REQUIRED WORK: What lines of the data include the string "name"? Copy them all.

LISTED ENTRIES:
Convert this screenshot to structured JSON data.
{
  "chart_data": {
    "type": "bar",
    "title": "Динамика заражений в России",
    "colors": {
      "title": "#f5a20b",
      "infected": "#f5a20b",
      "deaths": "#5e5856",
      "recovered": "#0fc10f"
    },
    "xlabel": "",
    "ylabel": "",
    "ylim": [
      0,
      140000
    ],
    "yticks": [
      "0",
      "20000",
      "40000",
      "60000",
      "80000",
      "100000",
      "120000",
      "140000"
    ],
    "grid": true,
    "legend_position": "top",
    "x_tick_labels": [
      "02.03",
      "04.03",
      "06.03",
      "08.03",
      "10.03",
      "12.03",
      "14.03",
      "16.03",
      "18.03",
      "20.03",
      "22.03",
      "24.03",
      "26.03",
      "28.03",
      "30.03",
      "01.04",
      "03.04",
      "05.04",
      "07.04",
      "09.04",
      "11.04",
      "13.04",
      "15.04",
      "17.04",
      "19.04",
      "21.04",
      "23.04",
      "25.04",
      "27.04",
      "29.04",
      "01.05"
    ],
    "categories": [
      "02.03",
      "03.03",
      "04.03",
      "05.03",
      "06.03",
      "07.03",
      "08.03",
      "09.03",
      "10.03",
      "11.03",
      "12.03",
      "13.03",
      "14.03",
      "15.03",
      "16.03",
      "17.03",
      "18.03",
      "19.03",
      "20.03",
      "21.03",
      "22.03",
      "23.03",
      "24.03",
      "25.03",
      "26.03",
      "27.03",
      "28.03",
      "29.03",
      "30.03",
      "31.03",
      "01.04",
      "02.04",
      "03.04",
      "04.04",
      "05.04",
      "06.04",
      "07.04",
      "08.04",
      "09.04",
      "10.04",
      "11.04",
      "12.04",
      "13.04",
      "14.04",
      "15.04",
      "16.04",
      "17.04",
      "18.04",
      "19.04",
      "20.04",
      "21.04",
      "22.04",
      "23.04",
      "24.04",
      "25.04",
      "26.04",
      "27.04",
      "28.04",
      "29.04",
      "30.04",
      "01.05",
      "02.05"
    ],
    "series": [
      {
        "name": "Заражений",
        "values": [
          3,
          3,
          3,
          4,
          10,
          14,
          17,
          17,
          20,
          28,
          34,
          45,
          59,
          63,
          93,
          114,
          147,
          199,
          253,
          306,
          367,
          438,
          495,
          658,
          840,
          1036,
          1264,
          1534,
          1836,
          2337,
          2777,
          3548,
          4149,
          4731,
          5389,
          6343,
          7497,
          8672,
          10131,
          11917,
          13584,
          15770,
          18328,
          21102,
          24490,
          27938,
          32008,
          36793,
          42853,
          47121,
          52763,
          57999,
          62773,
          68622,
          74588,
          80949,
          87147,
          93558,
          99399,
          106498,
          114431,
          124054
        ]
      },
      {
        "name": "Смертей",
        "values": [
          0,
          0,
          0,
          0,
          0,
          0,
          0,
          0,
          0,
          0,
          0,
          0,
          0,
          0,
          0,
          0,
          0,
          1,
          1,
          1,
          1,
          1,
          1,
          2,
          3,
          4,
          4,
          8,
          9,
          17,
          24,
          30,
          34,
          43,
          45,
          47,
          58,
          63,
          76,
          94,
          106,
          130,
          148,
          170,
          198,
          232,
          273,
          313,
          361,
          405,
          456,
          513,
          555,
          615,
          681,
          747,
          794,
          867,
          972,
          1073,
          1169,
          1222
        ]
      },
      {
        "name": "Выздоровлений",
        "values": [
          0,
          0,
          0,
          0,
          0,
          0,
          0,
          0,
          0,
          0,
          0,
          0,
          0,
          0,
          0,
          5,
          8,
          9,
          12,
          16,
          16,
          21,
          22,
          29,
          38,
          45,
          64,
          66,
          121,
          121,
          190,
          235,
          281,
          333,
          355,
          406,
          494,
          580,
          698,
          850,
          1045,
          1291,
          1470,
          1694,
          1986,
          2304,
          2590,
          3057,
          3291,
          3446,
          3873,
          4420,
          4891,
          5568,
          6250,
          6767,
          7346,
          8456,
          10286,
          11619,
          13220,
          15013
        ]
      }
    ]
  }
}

ANSWER FOR THIS EXERCISE:
        "name": "Заражений",
        "name": "Смертей",
        "name": "Выздоровлений",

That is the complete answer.